> WORK TO COMPLETE: Copy out the rows from the start through the line containing "bar-2014-series-3 — [852, 860, 921, 1017]", both ends included, without changing anything.

(Annotated element entries)
------------------------

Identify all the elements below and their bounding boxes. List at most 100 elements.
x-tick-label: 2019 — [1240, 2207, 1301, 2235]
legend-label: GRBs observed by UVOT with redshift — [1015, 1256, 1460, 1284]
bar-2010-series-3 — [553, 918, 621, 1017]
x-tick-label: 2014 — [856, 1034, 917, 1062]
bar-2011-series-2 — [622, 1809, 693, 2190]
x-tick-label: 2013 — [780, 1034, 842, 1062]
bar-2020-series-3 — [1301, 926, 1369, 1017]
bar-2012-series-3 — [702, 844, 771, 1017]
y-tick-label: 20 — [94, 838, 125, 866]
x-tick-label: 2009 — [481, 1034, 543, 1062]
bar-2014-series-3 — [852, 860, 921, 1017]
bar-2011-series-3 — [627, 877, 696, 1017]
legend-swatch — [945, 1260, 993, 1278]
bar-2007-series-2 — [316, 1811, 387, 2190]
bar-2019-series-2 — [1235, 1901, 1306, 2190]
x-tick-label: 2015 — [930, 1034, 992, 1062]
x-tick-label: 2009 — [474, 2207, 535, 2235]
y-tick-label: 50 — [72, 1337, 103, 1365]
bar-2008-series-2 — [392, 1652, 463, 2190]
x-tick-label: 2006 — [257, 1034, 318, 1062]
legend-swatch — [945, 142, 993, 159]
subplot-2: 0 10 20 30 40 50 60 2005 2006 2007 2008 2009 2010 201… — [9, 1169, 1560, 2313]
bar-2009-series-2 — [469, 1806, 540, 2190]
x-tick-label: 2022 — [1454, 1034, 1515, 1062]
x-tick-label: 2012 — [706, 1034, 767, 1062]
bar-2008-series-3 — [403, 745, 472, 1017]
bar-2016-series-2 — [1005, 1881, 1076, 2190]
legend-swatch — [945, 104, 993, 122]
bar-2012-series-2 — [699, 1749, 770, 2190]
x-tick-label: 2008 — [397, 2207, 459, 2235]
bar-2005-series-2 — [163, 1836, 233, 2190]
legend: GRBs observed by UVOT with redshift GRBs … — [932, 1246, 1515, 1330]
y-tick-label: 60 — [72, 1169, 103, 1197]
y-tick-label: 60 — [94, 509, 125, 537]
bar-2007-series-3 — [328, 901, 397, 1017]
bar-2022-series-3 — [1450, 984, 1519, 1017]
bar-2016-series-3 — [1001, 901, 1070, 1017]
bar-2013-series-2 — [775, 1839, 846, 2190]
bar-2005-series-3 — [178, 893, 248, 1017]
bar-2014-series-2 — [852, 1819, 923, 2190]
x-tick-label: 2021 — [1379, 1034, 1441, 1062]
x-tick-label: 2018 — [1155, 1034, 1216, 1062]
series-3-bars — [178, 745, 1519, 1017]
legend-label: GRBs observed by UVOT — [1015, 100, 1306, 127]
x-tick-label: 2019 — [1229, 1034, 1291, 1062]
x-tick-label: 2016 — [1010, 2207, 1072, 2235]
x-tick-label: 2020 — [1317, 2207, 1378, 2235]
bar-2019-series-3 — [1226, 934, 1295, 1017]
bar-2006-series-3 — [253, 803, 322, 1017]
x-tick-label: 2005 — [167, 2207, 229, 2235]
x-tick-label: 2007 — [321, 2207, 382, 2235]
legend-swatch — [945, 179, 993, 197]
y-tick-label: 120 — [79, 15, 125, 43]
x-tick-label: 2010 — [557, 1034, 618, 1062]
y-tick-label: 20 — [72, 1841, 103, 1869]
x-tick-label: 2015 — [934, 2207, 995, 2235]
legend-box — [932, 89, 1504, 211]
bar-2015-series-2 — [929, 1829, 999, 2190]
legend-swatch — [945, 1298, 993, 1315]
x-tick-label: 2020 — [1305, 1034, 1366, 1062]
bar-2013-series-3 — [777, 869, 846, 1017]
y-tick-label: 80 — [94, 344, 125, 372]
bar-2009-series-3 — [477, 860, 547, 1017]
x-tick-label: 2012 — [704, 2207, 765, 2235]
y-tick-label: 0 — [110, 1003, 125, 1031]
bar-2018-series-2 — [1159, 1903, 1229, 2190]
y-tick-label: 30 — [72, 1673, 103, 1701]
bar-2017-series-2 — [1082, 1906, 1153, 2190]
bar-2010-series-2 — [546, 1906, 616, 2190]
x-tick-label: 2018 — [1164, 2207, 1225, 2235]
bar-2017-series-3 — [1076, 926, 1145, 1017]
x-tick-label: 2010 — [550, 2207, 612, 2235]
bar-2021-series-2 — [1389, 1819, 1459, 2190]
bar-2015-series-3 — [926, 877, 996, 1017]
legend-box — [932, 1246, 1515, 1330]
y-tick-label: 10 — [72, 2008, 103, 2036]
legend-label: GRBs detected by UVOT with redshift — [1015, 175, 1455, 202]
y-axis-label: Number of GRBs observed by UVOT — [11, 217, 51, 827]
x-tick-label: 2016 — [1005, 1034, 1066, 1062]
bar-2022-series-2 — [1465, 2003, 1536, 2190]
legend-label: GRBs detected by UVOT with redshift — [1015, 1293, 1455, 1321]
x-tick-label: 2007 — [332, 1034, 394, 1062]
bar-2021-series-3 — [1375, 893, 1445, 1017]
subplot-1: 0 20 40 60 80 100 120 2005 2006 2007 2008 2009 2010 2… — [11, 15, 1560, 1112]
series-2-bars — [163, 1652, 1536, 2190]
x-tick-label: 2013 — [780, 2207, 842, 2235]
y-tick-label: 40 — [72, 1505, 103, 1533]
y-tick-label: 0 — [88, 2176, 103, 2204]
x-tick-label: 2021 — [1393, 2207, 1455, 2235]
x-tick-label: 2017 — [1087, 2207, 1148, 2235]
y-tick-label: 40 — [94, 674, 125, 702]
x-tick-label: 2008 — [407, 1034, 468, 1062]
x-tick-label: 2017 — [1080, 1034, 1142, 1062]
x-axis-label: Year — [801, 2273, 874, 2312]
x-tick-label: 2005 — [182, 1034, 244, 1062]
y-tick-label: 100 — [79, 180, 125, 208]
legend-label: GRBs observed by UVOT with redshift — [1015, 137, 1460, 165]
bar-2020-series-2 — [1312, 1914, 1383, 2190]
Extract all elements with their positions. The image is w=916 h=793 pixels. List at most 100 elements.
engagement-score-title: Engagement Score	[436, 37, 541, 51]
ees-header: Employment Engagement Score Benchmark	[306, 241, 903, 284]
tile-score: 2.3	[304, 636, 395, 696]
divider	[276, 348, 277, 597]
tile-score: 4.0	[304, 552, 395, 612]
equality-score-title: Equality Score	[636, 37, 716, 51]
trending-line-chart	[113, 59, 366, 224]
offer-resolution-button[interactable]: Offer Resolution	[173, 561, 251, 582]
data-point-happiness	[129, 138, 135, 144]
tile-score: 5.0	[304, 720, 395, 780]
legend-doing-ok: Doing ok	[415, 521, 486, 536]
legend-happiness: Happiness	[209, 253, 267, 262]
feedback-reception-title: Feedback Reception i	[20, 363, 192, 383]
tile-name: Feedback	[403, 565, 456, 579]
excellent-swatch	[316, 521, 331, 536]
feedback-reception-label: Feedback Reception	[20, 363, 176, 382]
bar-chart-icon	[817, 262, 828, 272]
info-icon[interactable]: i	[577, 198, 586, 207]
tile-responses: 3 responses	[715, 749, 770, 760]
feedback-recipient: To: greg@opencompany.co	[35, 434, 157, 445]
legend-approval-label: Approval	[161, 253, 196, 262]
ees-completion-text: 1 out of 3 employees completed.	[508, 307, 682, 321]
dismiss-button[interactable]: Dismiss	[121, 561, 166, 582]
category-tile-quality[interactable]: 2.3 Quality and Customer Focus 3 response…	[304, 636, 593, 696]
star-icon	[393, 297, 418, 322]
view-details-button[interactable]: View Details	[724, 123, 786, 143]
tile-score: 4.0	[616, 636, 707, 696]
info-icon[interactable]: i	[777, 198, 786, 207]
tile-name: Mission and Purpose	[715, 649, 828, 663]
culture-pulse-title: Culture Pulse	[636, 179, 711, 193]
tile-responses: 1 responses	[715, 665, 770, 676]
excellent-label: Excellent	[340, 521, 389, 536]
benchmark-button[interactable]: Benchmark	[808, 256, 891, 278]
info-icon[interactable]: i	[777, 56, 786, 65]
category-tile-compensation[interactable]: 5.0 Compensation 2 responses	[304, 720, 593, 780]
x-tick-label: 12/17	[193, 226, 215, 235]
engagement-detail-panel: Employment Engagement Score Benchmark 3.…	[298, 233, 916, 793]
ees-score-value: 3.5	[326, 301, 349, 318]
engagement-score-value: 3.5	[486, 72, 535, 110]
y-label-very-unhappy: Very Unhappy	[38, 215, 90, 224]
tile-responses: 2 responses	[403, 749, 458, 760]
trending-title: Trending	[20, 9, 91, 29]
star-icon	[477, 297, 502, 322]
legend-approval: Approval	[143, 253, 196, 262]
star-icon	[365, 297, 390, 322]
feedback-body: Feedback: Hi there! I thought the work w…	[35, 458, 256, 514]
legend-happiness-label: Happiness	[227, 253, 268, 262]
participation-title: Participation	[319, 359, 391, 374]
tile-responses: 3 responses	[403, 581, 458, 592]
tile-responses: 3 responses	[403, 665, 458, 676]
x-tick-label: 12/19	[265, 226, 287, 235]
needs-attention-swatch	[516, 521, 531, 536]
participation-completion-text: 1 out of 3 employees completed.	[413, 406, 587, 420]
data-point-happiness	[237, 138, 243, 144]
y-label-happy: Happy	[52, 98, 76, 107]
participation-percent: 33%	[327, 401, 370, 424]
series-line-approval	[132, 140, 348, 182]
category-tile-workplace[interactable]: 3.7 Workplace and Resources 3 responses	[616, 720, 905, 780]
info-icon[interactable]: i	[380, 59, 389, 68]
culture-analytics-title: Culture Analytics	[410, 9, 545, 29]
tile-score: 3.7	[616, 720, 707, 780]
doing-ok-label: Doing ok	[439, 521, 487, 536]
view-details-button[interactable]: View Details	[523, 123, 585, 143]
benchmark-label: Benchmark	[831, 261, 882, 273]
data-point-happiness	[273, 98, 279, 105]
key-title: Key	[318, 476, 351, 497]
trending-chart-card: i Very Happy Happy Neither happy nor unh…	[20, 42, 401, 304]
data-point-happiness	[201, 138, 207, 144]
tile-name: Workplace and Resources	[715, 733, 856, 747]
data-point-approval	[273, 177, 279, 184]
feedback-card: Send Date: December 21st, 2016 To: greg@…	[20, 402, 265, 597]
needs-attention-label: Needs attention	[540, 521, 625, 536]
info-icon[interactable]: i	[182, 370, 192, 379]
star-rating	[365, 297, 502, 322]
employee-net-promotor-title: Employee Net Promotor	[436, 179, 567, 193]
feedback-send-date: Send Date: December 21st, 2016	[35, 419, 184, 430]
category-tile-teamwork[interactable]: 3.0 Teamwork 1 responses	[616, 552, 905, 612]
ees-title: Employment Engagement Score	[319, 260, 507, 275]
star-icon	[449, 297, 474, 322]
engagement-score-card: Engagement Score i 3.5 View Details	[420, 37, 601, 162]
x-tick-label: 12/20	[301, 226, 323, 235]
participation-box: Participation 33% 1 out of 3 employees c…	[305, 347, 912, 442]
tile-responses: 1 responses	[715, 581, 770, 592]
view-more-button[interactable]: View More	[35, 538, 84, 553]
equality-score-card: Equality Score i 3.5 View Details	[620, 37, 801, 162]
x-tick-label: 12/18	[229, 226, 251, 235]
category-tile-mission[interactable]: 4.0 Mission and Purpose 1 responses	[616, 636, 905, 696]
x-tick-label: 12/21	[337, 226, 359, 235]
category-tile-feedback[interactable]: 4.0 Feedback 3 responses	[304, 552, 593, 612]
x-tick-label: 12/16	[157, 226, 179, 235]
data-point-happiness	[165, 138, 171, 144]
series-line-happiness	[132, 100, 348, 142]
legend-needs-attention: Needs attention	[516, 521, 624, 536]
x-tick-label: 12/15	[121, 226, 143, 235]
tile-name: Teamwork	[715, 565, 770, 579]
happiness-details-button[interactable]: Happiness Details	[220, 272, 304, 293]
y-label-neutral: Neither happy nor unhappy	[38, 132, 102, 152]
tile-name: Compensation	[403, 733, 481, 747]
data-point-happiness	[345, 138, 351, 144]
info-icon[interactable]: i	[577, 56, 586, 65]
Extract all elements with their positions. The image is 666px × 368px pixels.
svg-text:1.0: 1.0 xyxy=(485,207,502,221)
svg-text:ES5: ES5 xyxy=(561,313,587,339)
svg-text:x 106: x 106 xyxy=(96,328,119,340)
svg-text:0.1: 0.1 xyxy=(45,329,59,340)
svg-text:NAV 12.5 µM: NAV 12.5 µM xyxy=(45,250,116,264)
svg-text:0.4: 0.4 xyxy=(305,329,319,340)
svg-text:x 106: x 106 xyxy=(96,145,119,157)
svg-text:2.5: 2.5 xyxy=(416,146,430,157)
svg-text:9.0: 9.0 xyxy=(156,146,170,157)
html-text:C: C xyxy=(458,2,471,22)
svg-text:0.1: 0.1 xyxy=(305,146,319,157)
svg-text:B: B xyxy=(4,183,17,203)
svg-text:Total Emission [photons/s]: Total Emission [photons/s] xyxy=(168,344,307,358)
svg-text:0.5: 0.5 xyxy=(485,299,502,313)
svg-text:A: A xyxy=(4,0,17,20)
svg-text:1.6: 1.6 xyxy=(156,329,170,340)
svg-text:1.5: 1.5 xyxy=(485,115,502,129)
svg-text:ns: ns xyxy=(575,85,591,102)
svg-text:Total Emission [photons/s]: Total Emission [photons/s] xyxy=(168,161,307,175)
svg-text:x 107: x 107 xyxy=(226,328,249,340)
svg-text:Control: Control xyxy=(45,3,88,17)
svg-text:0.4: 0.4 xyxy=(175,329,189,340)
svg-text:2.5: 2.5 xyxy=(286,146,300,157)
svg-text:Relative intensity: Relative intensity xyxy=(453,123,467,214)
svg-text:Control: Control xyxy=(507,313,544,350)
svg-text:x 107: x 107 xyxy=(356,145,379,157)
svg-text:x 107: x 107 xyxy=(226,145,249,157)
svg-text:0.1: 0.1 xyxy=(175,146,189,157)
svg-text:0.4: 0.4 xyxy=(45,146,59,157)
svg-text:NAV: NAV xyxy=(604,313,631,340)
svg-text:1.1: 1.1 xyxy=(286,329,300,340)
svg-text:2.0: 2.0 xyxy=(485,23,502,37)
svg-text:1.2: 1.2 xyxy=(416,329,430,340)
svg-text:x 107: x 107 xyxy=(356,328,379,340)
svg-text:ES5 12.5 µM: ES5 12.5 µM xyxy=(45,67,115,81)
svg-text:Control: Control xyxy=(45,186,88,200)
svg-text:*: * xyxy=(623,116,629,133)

------------------------

> RESPONSE TO THIS TASK:
Identify all the elements below and their bounding boxes. List at most 100 elements.
x-tick-label: 2019 — [1240, 2207, 1301, 2235]
legend-label: GRBs observed by UVOT with redshift — [1015, 1256, 1460, 1284]
bar-2010-series-3 — [553, 918, 621, 1017]
x-tick-label: 2014 — [856, 1034, 917, 1062]
bar-2011-series-2 — [622, 1809, 693, 2190]
x-tick-label: 2013 — [780, 1034, 842, 1062]
bar-2020-series-3 — [1301, 926, 1369, 1017]
bar-2012-series-3 — [702, 844, 771, 1017]
y-tick-label: 20 — [94, 838, 125, 866]
x-tick-label: 2009 — [481, 1034, 543, 1062]
bar-2014-series-3 — [852, 860, 921, 1017]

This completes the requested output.